> **THE PROBLEM**
Draw out every line with the word "trong" from the listing below.

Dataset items
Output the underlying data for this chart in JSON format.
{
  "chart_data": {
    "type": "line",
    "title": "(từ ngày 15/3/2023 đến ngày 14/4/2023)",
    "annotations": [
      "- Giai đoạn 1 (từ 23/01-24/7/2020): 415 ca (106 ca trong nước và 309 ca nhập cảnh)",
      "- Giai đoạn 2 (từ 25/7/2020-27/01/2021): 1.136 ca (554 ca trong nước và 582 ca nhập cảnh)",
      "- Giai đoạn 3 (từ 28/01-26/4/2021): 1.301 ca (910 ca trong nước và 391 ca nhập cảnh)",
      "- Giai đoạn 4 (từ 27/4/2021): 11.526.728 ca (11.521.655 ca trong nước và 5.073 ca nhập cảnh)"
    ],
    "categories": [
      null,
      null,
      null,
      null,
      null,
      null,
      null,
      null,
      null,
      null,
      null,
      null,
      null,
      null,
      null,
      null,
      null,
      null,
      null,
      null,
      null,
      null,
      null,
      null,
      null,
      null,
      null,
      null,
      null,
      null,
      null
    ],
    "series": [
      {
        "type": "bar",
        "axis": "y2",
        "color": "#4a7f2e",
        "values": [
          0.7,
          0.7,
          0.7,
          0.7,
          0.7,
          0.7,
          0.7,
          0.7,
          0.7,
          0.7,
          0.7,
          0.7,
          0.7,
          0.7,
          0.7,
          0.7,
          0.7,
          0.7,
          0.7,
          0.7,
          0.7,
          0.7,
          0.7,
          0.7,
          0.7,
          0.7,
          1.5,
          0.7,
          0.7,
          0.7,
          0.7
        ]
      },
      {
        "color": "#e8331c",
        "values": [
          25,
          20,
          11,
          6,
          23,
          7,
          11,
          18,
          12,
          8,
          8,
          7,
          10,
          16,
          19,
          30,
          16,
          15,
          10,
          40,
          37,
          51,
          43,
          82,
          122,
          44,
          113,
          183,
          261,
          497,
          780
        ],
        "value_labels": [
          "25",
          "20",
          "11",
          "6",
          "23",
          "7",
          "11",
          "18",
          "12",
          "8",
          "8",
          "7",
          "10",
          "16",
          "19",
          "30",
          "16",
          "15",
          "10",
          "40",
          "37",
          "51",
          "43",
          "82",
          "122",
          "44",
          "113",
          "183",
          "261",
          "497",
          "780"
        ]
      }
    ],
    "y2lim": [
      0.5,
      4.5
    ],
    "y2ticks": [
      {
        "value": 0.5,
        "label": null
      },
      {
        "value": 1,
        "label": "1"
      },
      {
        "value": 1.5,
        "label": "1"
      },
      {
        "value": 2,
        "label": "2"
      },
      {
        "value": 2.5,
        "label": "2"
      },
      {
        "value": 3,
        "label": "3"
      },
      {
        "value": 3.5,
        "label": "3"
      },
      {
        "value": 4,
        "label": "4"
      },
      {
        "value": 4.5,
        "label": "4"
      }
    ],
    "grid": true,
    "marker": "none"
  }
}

> **WRITTEN REPLY**
      "- Giai đoạn 1 (từ 23/01-24/7/2020): 415 ca (106 ca trong nước và 309 ca nhập cảnh)",
      "- Giai đoạn 2 (từ 25/7/2020-27/01/2021): 1.136 ca (554 ca trong nước và 582 ca nhập cảnh)",
      "- Giai đoạn 3 (từ 28/01-26/4/2021): 1.301 ca (910 ca trong nước và 391 ca nhập cảnh)",
      "- Giai đoạn 4 (từ 27/4/2021): 11.526.728 ca (11.521.655 ca trong nước và 5.073 ca nhập cảnh)"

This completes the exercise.